▸ **TASK INPUT**:
────────────────────

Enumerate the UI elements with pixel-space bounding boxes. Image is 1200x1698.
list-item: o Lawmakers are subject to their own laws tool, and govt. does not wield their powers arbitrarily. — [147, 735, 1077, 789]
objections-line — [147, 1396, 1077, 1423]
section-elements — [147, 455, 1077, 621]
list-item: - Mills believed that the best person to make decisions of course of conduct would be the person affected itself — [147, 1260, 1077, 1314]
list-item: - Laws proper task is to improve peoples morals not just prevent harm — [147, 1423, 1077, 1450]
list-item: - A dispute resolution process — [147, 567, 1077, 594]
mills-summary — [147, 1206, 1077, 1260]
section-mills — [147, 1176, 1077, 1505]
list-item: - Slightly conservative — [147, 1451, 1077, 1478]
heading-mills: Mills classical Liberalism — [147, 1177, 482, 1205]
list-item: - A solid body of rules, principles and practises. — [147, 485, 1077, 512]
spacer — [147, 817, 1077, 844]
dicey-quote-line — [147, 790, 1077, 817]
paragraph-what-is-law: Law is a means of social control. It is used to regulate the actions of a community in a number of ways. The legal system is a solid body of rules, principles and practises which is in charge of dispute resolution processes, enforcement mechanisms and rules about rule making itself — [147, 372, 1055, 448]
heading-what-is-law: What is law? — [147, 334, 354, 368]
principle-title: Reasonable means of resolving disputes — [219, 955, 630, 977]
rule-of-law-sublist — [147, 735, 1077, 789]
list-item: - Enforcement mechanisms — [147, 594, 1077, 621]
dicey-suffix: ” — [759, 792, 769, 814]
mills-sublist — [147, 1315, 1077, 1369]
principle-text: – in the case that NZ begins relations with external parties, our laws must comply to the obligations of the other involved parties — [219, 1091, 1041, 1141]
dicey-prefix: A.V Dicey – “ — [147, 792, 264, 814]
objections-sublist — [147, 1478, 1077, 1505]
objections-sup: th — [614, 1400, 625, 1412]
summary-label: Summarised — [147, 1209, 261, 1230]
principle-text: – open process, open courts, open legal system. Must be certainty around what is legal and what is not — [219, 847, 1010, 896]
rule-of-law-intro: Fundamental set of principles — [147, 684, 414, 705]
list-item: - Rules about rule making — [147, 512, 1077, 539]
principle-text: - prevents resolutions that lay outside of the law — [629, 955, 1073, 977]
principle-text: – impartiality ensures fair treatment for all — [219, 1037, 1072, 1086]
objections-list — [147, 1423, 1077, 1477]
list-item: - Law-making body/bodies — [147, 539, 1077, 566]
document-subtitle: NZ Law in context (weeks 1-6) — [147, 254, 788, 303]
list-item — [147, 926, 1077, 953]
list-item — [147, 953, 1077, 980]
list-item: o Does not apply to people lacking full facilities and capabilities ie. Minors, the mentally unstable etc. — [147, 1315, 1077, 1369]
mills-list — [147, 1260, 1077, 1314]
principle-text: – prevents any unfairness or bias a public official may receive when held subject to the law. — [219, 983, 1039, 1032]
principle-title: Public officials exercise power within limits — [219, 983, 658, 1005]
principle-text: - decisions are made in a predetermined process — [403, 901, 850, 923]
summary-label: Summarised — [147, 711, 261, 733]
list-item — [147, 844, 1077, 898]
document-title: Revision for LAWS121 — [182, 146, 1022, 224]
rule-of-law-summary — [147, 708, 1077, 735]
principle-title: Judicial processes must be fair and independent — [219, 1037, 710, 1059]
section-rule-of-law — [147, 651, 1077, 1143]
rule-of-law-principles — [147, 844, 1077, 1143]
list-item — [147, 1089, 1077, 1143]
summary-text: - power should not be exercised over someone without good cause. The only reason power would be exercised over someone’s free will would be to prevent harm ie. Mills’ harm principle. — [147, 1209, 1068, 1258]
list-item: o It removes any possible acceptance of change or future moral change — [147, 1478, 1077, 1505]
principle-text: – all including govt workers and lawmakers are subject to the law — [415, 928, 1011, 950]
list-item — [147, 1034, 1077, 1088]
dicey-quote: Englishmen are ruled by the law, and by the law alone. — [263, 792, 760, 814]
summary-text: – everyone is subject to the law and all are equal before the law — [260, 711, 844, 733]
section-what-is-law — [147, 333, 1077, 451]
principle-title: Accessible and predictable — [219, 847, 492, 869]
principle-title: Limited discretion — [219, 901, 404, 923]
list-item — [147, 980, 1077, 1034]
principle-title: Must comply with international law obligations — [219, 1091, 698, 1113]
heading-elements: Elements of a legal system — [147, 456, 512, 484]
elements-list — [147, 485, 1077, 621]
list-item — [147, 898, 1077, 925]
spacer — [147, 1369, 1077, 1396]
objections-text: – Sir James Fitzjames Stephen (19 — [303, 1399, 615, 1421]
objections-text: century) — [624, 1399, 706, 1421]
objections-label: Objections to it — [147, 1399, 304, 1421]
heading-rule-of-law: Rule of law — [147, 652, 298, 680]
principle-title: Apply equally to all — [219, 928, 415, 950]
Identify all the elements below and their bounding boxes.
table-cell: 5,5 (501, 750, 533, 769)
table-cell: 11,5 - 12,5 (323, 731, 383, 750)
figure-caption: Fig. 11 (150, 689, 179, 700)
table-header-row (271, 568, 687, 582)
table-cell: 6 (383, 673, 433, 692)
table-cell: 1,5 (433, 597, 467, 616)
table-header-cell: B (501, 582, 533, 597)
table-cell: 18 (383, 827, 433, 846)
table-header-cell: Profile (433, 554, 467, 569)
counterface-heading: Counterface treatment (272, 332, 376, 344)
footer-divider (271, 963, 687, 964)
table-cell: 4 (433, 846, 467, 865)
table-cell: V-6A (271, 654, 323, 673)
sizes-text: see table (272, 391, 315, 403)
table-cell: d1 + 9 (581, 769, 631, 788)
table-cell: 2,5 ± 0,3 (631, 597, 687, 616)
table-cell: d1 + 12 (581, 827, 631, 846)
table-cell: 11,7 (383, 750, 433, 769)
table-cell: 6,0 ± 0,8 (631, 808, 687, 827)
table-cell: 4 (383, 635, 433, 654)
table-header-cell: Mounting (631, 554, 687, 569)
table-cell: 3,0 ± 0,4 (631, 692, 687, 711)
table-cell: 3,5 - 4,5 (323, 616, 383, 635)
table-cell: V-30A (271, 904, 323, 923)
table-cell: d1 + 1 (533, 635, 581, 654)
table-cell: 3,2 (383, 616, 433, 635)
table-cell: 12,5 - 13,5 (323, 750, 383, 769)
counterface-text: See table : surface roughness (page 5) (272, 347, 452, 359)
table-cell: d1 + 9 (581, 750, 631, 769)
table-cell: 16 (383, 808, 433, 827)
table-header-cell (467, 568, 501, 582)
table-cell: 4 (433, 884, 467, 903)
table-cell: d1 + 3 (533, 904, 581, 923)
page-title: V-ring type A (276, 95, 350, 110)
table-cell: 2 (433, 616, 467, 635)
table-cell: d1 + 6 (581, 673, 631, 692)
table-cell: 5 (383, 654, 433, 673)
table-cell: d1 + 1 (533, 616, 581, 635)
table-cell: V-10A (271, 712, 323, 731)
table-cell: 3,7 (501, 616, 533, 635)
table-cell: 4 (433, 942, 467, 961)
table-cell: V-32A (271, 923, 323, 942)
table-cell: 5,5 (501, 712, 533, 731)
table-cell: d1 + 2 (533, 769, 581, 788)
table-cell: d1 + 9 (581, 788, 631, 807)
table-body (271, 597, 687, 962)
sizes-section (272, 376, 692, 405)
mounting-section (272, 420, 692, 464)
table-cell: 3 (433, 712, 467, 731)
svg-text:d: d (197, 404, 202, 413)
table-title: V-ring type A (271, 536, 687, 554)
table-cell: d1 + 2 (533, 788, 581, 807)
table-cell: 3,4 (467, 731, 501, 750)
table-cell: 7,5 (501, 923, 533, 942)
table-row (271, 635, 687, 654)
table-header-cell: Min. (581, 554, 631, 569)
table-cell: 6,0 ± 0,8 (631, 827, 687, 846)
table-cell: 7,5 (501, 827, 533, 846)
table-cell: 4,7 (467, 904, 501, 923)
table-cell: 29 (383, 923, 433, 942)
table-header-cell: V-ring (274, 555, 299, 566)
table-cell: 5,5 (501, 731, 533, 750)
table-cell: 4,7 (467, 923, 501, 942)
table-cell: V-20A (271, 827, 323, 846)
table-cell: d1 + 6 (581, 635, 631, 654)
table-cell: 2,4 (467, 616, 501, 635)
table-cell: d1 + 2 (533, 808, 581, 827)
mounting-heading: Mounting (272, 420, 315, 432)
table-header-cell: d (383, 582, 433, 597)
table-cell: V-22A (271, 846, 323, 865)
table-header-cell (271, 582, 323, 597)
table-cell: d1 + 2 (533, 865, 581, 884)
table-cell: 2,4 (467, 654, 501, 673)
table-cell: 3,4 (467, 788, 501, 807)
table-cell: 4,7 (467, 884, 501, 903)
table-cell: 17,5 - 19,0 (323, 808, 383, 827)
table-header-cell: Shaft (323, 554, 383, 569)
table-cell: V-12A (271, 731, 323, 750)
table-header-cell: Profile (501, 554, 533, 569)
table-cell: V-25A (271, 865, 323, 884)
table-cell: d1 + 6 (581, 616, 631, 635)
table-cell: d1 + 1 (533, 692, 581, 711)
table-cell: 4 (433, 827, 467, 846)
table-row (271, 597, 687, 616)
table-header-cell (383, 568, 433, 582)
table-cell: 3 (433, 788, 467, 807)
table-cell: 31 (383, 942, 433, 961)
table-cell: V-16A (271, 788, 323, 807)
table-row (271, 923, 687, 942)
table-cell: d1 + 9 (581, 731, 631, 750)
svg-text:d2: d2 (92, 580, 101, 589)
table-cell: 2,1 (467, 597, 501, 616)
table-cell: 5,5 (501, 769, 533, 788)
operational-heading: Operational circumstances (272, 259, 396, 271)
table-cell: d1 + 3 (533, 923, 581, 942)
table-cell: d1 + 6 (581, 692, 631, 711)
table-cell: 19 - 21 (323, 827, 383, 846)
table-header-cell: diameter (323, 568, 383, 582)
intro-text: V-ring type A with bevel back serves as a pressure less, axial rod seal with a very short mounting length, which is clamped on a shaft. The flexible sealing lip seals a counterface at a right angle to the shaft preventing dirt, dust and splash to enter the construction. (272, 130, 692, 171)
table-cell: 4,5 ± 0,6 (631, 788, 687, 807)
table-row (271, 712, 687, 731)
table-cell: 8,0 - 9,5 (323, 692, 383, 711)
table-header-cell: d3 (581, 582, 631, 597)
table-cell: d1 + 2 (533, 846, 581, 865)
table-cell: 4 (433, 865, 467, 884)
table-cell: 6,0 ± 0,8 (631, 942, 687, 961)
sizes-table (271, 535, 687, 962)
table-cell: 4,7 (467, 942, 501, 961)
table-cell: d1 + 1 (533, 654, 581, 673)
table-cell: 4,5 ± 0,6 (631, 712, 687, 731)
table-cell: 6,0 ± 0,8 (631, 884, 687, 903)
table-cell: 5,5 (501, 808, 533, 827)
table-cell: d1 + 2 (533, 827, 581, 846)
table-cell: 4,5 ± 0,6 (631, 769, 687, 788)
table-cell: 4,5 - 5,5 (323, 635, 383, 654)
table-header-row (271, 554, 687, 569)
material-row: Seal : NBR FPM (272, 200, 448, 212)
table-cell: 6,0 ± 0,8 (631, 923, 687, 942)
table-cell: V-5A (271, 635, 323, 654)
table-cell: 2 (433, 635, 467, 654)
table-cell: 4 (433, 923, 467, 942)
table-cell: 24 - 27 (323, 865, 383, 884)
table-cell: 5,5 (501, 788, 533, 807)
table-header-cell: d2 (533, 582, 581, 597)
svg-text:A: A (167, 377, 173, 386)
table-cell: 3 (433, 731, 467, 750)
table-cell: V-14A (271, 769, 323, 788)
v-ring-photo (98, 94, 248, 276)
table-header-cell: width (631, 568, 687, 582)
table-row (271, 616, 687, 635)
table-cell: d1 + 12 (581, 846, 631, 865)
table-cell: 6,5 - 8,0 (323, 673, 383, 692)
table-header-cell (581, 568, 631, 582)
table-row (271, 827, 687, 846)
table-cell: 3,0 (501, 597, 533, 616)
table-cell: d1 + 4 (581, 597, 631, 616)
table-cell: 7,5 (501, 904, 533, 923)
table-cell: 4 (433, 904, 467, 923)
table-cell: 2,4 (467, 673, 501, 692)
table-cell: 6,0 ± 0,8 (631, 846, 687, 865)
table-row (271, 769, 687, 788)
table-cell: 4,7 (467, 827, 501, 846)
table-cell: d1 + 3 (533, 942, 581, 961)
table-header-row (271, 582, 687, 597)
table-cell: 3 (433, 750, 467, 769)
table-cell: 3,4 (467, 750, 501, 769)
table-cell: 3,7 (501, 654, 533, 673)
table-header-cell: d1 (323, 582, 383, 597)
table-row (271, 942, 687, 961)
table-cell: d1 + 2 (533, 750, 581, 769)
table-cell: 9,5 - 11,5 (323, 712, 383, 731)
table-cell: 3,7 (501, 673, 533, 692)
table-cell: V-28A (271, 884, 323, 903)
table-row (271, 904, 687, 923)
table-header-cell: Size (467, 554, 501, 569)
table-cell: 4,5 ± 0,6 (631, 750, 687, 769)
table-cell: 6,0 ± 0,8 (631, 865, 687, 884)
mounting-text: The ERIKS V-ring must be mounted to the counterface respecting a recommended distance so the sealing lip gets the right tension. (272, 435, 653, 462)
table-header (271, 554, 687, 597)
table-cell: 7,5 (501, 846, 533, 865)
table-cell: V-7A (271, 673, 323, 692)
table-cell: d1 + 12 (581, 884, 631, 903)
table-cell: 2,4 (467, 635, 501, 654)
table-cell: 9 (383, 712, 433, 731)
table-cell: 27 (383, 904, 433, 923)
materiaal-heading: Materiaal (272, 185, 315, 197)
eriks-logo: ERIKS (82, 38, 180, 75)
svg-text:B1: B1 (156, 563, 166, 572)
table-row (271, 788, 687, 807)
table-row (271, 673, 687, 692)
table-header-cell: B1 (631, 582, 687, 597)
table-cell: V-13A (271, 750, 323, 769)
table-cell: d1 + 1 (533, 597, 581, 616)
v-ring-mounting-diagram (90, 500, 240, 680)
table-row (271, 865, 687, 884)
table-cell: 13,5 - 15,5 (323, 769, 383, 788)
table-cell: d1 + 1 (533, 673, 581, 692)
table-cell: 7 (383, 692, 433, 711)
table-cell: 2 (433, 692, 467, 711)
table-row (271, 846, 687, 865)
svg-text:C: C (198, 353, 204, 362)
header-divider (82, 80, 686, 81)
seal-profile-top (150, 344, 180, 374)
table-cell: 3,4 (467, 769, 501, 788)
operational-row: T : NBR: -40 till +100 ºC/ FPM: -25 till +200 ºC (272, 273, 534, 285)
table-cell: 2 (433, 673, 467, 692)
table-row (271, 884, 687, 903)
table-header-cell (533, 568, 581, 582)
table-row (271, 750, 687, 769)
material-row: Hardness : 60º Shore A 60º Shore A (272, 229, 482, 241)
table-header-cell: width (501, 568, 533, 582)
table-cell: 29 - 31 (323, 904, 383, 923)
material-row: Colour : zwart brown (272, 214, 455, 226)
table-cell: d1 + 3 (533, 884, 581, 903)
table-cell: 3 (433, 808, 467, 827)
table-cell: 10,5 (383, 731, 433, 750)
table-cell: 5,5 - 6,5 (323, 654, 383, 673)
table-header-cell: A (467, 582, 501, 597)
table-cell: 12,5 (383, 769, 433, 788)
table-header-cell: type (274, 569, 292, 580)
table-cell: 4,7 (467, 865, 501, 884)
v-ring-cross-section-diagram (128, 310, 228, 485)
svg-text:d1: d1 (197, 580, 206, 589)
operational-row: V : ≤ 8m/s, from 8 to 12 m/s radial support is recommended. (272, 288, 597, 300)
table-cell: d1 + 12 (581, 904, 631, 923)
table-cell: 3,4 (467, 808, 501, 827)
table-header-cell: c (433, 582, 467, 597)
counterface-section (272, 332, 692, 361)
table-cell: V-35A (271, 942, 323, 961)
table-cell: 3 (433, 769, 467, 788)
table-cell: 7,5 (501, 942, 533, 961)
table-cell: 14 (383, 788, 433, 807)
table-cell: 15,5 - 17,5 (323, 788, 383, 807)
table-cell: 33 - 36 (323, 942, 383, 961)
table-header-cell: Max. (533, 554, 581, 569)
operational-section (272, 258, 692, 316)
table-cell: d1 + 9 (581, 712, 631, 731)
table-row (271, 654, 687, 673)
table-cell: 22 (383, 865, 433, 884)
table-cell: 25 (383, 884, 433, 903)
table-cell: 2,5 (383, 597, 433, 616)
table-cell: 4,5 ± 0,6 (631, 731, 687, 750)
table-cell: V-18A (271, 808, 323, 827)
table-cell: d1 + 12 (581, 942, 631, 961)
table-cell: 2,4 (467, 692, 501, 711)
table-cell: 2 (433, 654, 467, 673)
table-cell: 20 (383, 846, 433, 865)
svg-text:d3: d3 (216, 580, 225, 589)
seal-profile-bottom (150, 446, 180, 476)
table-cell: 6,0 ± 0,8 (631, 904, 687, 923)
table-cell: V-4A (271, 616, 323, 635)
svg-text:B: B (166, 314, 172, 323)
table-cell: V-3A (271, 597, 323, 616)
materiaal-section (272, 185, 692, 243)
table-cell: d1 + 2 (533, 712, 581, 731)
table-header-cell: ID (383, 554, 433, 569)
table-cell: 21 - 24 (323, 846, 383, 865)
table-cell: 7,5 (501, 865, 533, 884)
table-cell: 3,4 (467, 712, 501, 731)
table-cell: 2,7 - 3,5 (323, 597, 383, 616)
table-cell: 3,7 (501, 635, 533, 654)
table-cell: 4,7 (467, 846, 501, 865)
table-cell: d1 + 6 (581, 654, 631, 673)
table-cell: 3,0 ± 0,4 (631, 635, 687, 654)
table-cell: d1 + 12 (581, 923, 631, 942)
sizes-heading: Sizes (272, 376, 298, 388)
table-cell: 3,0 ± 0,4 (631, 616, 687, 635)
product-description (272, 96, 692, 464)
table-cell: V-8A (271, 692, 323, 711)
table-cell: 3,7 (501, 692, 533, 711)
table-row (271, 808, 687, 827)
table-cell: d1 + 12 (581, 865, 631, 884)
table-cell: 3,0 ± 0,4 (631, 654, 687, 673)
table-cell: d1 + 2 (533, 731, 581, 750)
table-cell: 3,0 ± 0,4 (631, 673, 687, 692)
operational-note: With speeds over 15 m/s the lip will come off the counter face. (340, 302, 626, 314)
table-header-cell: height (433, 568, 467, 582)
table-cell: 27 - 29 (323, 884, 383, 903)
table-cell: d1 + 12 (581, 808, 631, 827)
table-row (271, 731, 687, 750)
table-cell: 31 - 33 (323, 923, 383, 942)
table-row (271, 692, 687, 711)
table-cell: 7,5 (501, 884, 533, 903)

────────────────────

▸ **YOUR OBJECTIVE**: Swap "arbitrarily" for "capriciously" in everything from the start of the records down to the line containing "objections-line — [147, 1396, 1077, 1423]", and give only those lines again with nothing else changed.

▸ **TASK SOLUTION**:
Enumerate the UI elements with pixel-space bounding boxes. Image is 1200x1698.
list-item: o Lawmakers are subject to their own laws tool, and govt. does not wield their powers capriciously. — [147, 735, 1077, 789]
objections-line — [147, 1396, 1077, 1423]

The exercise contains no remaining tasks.